(Raw records)
※

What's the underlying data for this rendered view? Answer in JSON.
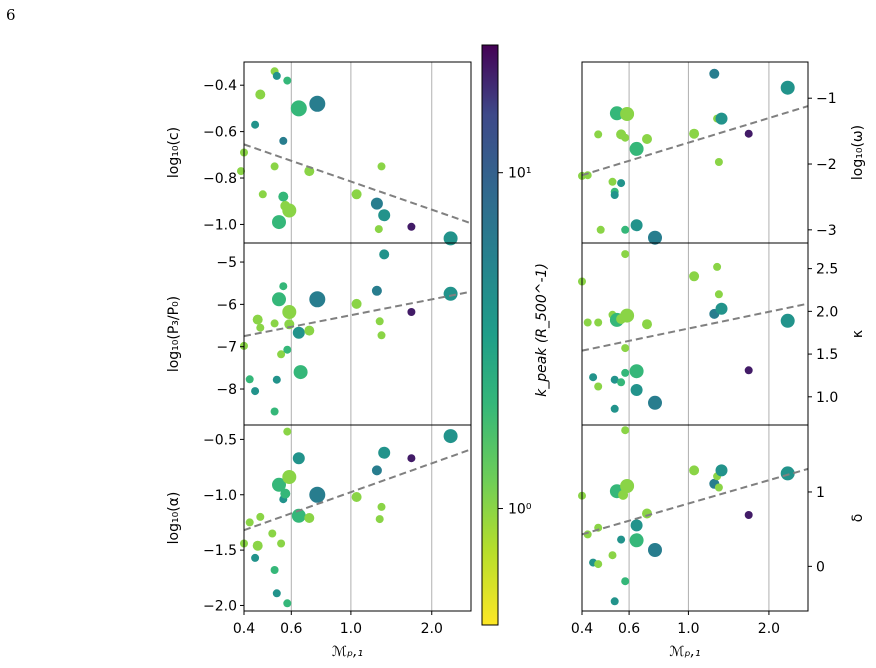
{
  "page_number": "6",
  "colorbar": {
    "label": "k_peak (R_500^-1)",
    "tick_labels": [
      "10¹",
      "10⁰"
    ],
    "tick_values": [
      10,
      1
    ],
    "range": [
      0.45,
      24
    ],
    "scale": "log",
    "colormap": "viridis_r"
  },
  "chart_data": [
    {
      "type": "scatter",
      "id": "left-c",
      "ylabel": "log₁₀(c)",
      "ylabel_side": "left",
      "xscale": "log",
      "xlim": [
        0.4,
        2.8
      ],
      "ylim": [
        -1.08,
        -0.3
      ],
      "yticks": [
        -0.4,
        -0.6,
        -0.8,
        -1.0
      ],
      "ytick_labels": [
        "−0.4",
        "−0.6",
        "−0.8",
        "−1.0"
      ],
      "fit_line": [
        [
          0.4,
          -0.655
        ],
        [
          2.8,
          -0.995
        ]
      ],
      "points": [
        {
          "x": 0.4,
          "y": -0.69,
          "k": 1.0,
          "s": 4
        },
        {
          "x": 0.39,
          "y": -0.77,
          "k": 1.0,
          "s": 4
        },
        {
          "x": 0.44,
          "y": -0.57,
          "k": 4,
          "s": 4
        },
        {
          "x": 0.46,
          "y": -0.44,
          "k": 1.0,
          "s": 5
        },
        {
          "x": 0.47,
          "y": -0.87,
          "k": 1.0,
          "s": 4
        },
        {
          "x": 0.52,
          "y": -0.34,
          "k": 1.0,
          "s": 4
        },
        {
          "x": 0.52,
          "y": -0.75,
          "k": 1.0,
          "s": 4
        },
        {
          "x": 0.53,
          "y": -0.36,
          "k": 4,
          "s": 4
        },
        {
          "x": 0.54,
          "y": -0.99,
          "k": 2,
          "s": 7
        },
        {
          "x": 0.56,
          "y": -0.88,
          "k": 2,
          "s": 5
        },
        {
          "x": 0.56,
          "y": -0.64,
          "k": 6,
          "s": 4
        },
        {
          "x": 0.57,
          "y": -0.92,
          "k": 1.0,
          "s": 5
        },
        {
          "x": 0.58,
          "y": -0.38,
          "k": 2,
          "s": 4
        },
        {
          "x": 0.59,
          "y": -0.94,
          "k": 1.0,
          "s": 7
        },
        {
          "x": 0.64,
          "y": -0.5,
          "k": 2,
          "s": 8
        },
        {
          "x": 0.7,
          "y": -0.77,
          "k": 1.0,
          "s": 5
        },
        {
          "x": 0.75,
          "y": -0.48,
          "k": 6,
          "s": 8
        },
        {
          "x": 1.05,
          "y": -0.87,
          "k": 1.0,
          "s": 5
        },
        {
          "x": 1.25,
          "y": -0.91,
          "k": 6,
          "s": 6
        },
        {
          "x": 1.27,
          "y": -1.02,
          "k": 1.0,
          "s": 4
        },
        {
          "x": 1.3,
          "y": -0.75,
          "k": 1.0,
          "s": 4
        },
        {
          "x": 1.33,
          "y": -0.96,
          "k": 4,
          "s": 6
        },
        {
          "x": 1.68,
          "y": -1.01,
          "k": 20,
          "s": 4
        },
        {
          "x": 2.35,
          "y": -1.06,
          "k": 4,
          "s": 7
        }
      ]
    },
    {
      "type": "scatter",
      "id": "left-p3",
      "ylabel": "log₁₀(P₃/P₀)",
      "ylabel_side": "left",
      "xscale": "log",
      "xlim": [
        0.4,
        2.8
      ],
      "ylim": [
        -8.85,
        -4.55
      ],
      "yticks": [
        -5,
        -6,
        -7,
        -8
      ],
      "ytick_labels": [
        "−5",
        "−6",
        "−7",
        "−8"
      ],
      "fit_line": [
        [
          0.4,
          -6.75
        ],
        [
          2.8,
          -5.7
        ]
      ],
      "points": [
        {
          "x": 0.4,
          "y": -6.98,
          "k": 1.0,
          "s": 4
        },
        {
          "x": 0.42,
          "y": -7.77,
          "k": 2,
          "s": 4
        },
        {
          "x": 0.44,
          "y": -8.05,
          "k": 4,
          "s": 4
        },
        {
          "x": 0.45,
          "y": -6.36,
          "k": 1.0,
          "s": 5
        },
        {
          "x": 0.46,
          "y": -6.55,
          "k": 1.0,
          "s": 4
        },
        {
          "x": 0.52,
          "y": -8.53,
          "k": 2,
          "s": 4
        },
        {
          "x": 0.52,
          "y": -6.45,
          "k": 1.0,
          "s": 4
        },
        {
          "x": 0.53,
          "y": -7.78,
          "k": 4,
          "s": 4
        },
        {
          "x": 0.54,
          "y": -5.88,
          "k": 2,
          "s": 7
        },
        {
          "x": 0.55,
          "y": -7.18,
          "k": 1.0,
          "s": 4
        },
        {
          "x": 0.56,
          "y": -5.57,
          "k": 2,
          "s": 4
        },
        {
          "x": 0.58,
          "y": -7.07,
          "k": 2,
          "s": 4
        },
        {
          "x": 0.59,
          "y": -6.18,
          "k": 1.0,
          "s": 7
        },
        {
          "x": 0.59,
          "y": -6.47,
          "k": 1.0,
          "s": 5
        },
        {
          "x": 0.64,
          "y": -6.67,
          "k": 4,
          "s": 6
        },
        {
          "x": 0.65,
          "y": -7.6,
          "k": 2,
          "s": 7
        },
        {
          "x": 0.7,
          "y": -6.62,
          "k": 1.0,
          "s": 5
        },
        {
          "x": 0.75,
          "y": -5.88,
          "k": 6,
          "s": 8
        },
        {
          "x": 1.05,
          "y": -5.99,
          "k": 1.0,
          "s": 5
        },
        {
          "x": 1.25,
          "y": -5.68,
          "k": 6,
          "s": 5
        },
        {
          "x": 1.28,
          "y": -6.4,
          "k": 1.0,
          "s": 4
        },
        {
          "x": 1.3,
          "y": -6.73,
          "k": 1.0,
          "s": 4
        },
        {
          "x": 1.33,
          "y": -4.82,
          "k": 4,
          "s": 5
        },
        {
          "x": 1.68,
          "y": -6.18,
          "k": 20,
          "s": 4
        },
        {
          "x": 2.35,
          "y": -5.75,
          "k": 4,
          "s": 7
        }
      ]
    },
    {
      "type": "scatter",
      "id": "left-alpha",
      "ylabel": "log₁₀(α)",
      "ylabel_side": "left",
      "xscale": "log",
      "xlim": [
        0.4,
        2.8
      ],
      "ylim": [
        -2.05,
        -0.37
      ],
      "yticks": [
        -0.5,
        -1.0,
        -1.5,
        -2.0
      ],
      "ytick_labels": [
        "−0.5",
        "−1.0",
        "−1.5",
        "−2.0"
      ],
      "fit_line": [
        [
          0.4,
          -1.32
        ],
        [
          2.8,
          -0.59
        ]
      ],
      "points": [
        {
          "x": 0.4,
          "y": -1.44,
          "k": 1.0,
          "s": 4
        },
        {
          "x": 0.42,
          "y": -1.25,
          "k": 1.0,
          "s": 4
        },
        {
          "x": 0.44,
          "y": -1.57,
          "k": 4,
          "s": 4
        },
        {
          "x": 0.45,
          "y": -1.46,
          "k": 1.0,
          "s": 5
        },
        {
          "x": 0.46,
          "y": -1.2,
          "k": 1.0,
          "s": 4
        },
        {
          "x": 0.51,
          "y": -1.35,
          "k": 1.0,
          "s": 4
        },
        {
          "x": 0.52,
          "y": -1.68,
          "k": 2,
          "s": 4
        },
        {
          "x": 0.53,
          "y": -1.89,
          "k": 4,
          "s": 4
        },
        {
          "x": 0.54,
          "y": -0.91,
          "k": 2,
          "s": 7
        },
        {
          "x": 0.55,
          "y": -1.44,
          "k": 1.0,
          "s": 4
        },
        {
          "x": 0.56,
          "y": -1.04,
          "k": 4,
          "s": 4
        },
        {
          "x": 0.57,
          "y": -0.99,
          "k": 2,
          "s": 5
        },
        {
          "x": 0.58,
          "y": -0.43,
          "k": 1.0,
          "s": 4
        },
        {
          "x": 0.58,
          "y": -1.98,
          "k": 2,
          "s": 4
        },
        {
          "x": 0.59,
          "y": -0.84,
          "k": 1.0,
          "s": 7
        },
        {
          "x": 0.64,
          "y": -0.67,
          "k": 4,
          "s": 6
        },
        {
          "x": 0.64,
          "y": -1.19,
          "k": 2,
          "s": 7
        },
        {
          "x": 0.7,
          "y": -1.21,
          "k": 1.0,
          "s": 5
        },
        {
          "x": 0.75,
          "y": -1.0,
          "k": 6,
          "s": 8
        },
        {
          "x": 1.05,
          "y": -1.02,
          "k": 1.0,
          "s": 5
        },
        {
          "x": 1.25,
          "y": -0.78,
          "k": 6,
          "s": 5
        },
        {
          "x": 1.28,
          "y": -1.22,
          "k": 1.0,
          "s": 4
        },
        {
          "x": 1.3,
          "y": -1.11,
          "k": 1.0,
          "s": 4
        },
        {
          "x": 1.33,
          "y": -0.62,
          "k": 4,
          "s": 6
        },
        {
          "x": 1.68,
          "y": -0.67,
          "k": 20,
          "s": 4
        },
        {
          "x": 2.35,
          "y": -0.47,
          "k": 4,
          "s": 7
        }
      ],
      "xlabel": "ℳₚ,₁",
      "xticks": [
        0.4,
        0.6,
        1.0,
        2.0
      ],
      "xtick_labels": [
        "0.4",
        "0.6",
        "1.0",
        "2.0"
      ]
    },
    {
      "type": "scatter",
      "id": "right-omega",
      "ylabel": "log₁₀(ω)",
      "ylabel_side": "right",
      "xscale": "log",
      "xlim": [
        0.4,
        2.8
      ],
      "ylim": [
        -3.2,
        -0.45
      ],
      "yticks": [
        -1,
        -2,
        -3
      ],
      "ytick_labels": [
        "−1",
        "−2",
        "−3"
      ],
      "fit_line": [
        [
          0.4,
          -2.17
        ],
        [
          2.8,
          -1.12
        ]
      ],
      "points": [
        {
          "x": 0.4,
          "y": -2.18,
          "k": 1.0,
          "s": 4
        },
        {
          "x": 0.42,
          "y": -2.17,
          "k": 1.0,
          "s": 4
        },
        {
          "x": 0.46,
          "y": -1.55,
          "k": 1.0,
          "s": 4
        },
        {
          "x": 0.47,
          "y": -3.0,
          "k": 1.0,
          "s": 4
        },
        {
          "x": 0.52,
          "y": -2.27,
          "k": 1.0,
          "s": 4
        },
        {
          "x": 0.53,
          "y": -2.42,
          "k": 2,
          "s": 4
        },
        {
          "x": 0.53,
          "y": -2.47,
          "k": 4,
          "s": 4
        },
        {
          "x": 0.54,
          "y": -1.23,
          "k": 2,
          "s": 7
        },
        {
          "x": 0.56,
          "y": -1.55,
          "k": 1.0,
          "s": 5
        },
        {
          "x": 0.56,
          "y": -2.29,
          "k": 4,
          "s": 4
        },
        {
          "x": 0.58,
          "y": -1.6,
          "k": 1.0,
          "s": 4
        },
        {
          "x": 0.58,
          "y": -3.0,
          "k": 2,
          "s": 4
        },
        {
          "x": 0.59,
          "y": -1.24,
          "k": 1.0,
          "s": 7
        },
        {
          "x": 0.64,
          "y": -1.77,
          "k": 2,
          "s": 7
        },
        {
          "x": 0.64,
          "y": -2.93,
          "k": 4,
          "s": 6
        },
        {
          "x": 0.7,
          "y": -1.62,
          "k": 1.0,
          "s": 5
        },
        {
          "x": 0.75,
          "y": -3.12,
          "k": 6,
          "s": 7
        },
        {
          "x": 1.05,
          "y": -1.54,
          "k": 1.0,
          "s": 5
        },
        {
          "x": 1.25,
          "y": -0.63,
          "k": 6,
          "s": 5
        },
        {
          "x": 1.28,
          "y": -1.31,
          "k": 1.0,
          "s": 4
        },
        {
          "x": 1.3,
          "y": -1.97,
          "k": 1.0,
          "s": 4
        },
        {
          "x": 1.33,
          "y": -1.31,
          "k": 4,
          "s": 6
        },
        {
          "x": 1.68,
          "y": -1.54,
          "k": 20,
          "s": 4
        },
        {
          "x": 2.35,
          "y": -0.84,
          "k": 4,
          "s": 7
        }
      ]
    },
    {
      "type": "scatter",
      "id": "right-kappa",
      "ylabel": "κ",
      "ylabel_side": "right",
      "xscale": "log",
      "xlim": [
        0.4,
        2.8
      ],
      "ylim": [
        0.67,
        2.8
      ],
      "yticks": [
        1.0,
        1.5,
        2.0,
        2.5
      ],
      "ytick_labels": [
        "1.0",
        "1.5",
        "2.0",
        "2.5"
      ],
      "fit_line": [
        [
          0.4,
          1.54
        ],
        [
          2.8,
          2.09
        ]
      ],
      "points": [
        {
          "x": 0.4,
          "y": 2.35,
          "k": 1.0,
          "s": 4
        },
        {
          "x": 0.42,
          "y": 1.87,
          "k": 1.0,
          "s": 4
        },
        {
          "x": 0.44,
          "y": 1.23,
          "k": 4,
          "s": 4
        },
        {
          "x": 0.46,
          "y": 1.12,
          "k": 1.0,
          "s": 4
        },
        {
          "x": 0.46,
          "y": 1.87,
          "k": 1.0,
          "s": 4
        },
        {
          "x": 0.52,
          "y": 1.96,
          "k": 1.0,
          "s": 4
        },
        {
          "x": 0.53,
          "y": 1.2,
          "k": 4,
          "s": 4
        },
        {
          "x": 0.53,
          "y": 0.86,
          "k": 4,
          "s": 4
        },
        {
          "x": 0.54,
          "y": 1.9,
          "k": 2,
          "s": 7
        },
        {
          "x": 0.56,
          "y": 1.17,
          "k": 2,
          "s": 4
        },
        {
          "x": 0.56,
          "y": 1.91,
          "k": 1.0,
          "s": 5
        },
        {
          "x": 0.58,
          "y": 1.57,
          "k": 1.0,
          "s": 4
        },
        {
          "x": 0.58,
          "y": 1.28,
          "k": 2,
          "s": 4
        },
        {
          "x": 0.58,
          "y": 2.67,
          "k": 1.0,
          "s": 4
        },
        {
          "x": 0.59,
          "y": 1.95,
          "k": 1.0,
          "s": 7
        },
        {
          "x": 0.64,
          "y": 1.3,
          "k": 2,
          "s": 7
        },
        {
          "x": 0.64,
          "y": 1.08,
          "k": 4,
          "s": 6
        },
        {
          "x": 0.7,
          "y": 1.85,
          "k": 1.0,
          "s": 5
        },
        {
          "x": 0.75,
          "y": 0.93,
          "k": 6,
          "s": 7
        },
        {
          "x": 1.05,
          "y": 2.41,
          "k": 1.0,
          "s": 5
        },
        {
          "x": 1.25,
          "y": 1.97,
          "k": 6,
          "s": 5
        },
        {
          "x": 1.28,
          "y": 2.52,
          "k": 1.0,
          "s": 4
        },
        {
          "x": 1.3,
          "y": 2.2,
          "k": 1.0,
          "s": 4
        },
        {
          "x": 1.33,
          "y": 2.03,
          "k": 4,
          "s": 6
        },
        {
          "x": 1.68,
          "y": 1.31,
          "k": 20,
          "s": 4
        },
        {
          "x": 2.35,
          "y": 1.89,
          "k": 4,
          "s": 7
        }
      ]
    },
    {
      "type": "scatter",
      "id": "right-delta",
      "ylabel": "δ",
      "ylabel_side": "right",
      "xscale": "log",
      "xlim": [
        0.4,
        2.8
      ],
      "ylim": [
        -0.6,
        1.9
      ],
      "yticks": [
        0,
        1
      ],
      "ytick_labels": [
        "0",
        "1"
      ],
      "fit_line": [
        [
          0.4,
          0.43
        ],
        [
          2.8,
          1.31
        ]
      ],
      "points": [
        {
          "x": 0.4,
          "y": 0.95,
          "k": 1.0,
          "s": 4
        },
        {
          "x": 0.42,
          "y": 0.43,
          "k": 1.0,
          "s": 4
        },
        {
          "x": 0.44,
          "y": 0.05,
          "k": 4,
          "s": 4
        },
        {
          "x": 0.46,
          "y": 0.52,
          "k": 1.0,
          "s": 4
        },
        {
          "x": 0.46,
          "y": 0.03,
          "k": 1.0,
          "s": 4
        },
        {
          "x": 0.52,
          "y": 0.15,
          "k": 1.0,
          "s": 4
        },
        {
          "x": 0.53,
          "y": -0.47,
          "k": 4,
          "s": 4
        },
        {
          "x": 0.54,
          "y": 1.01,
          "k": 2,
          "s": 7
        },
        {
          "x": 0.56,
          "y": 0.36,
          "k": 4,
          "s": 4
        },
        {
          "x": 0.57,
          "y": 0.96,
          "k": 1.0,
          "s": 5
        },
        {
          "x": 0.58,
          "y": 1.83,
          "k": 1.0,
          "s": 4
        },
        {
          "x": 0.58,
          "y": -0.2,
          "k": 2,
          "s": 4
        },
        {
          "x": 0.59,
          "y": 1.08,
          "k": 1.0,
          "s": 7
        },
        {
          "x": 0.64,
          "y": 0.55,
          "k": 4,
          "s": 6
        },
        {
          "x": 0.64,
          "y": 0.35,
          "k": 2,
          "s": 7
        },
        {
          "x": 0.7,
          "y": 0.71,
          "k": 1.0,
          "s": 5
        },
        {
          "x": 0.75,
          "y": 0.22,
          "k": 6,
          "s": 7
        },
        {
          "x": 1.05,
          "y": 1.29,
          "k": 1.0,
          "s": 5
        },
        {
          "x": 1.25,
          "y": 1.11,
          "k": 6,
          "s": 5
        },
        {
          "x": 1.28,
          "y": 1.21,
          "k": 1.0,
          "s": 4
        },
        {
          "x": 1.3,
          "y": 1.06,
          "k": 1.0,
          "s": 4
        },
        {
          "x": 1.33,
          "y": 1.29,
          "k": 4,
          "s": 6
        },
        {
          "x": 1.68,
          "y": 0.69,
          "k": 20,
          "s": 4
        },
        {
          "x": 2.35,
          "y": 1.25,
          "k": 4,
          "s": 7
        }
      ],
      "xlabel": "ℳₚ,₁",
      "xticks": [
        0.4,
        0.6,
        1.0,
        2.0
      ],
      "xtick_labels": [
        "0.4",
        "0.6",
        "1.0",
        "2.0"
      ]
    }
  ],
  "style": {
    "grid_color": "#b0b0b0",
    "fit_line_color": "#808080"
  }
}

※

» Problem statement: Each line that holds the string "log₁₀" counts once; give the total and nothing else.

» Answer to the exercise: 4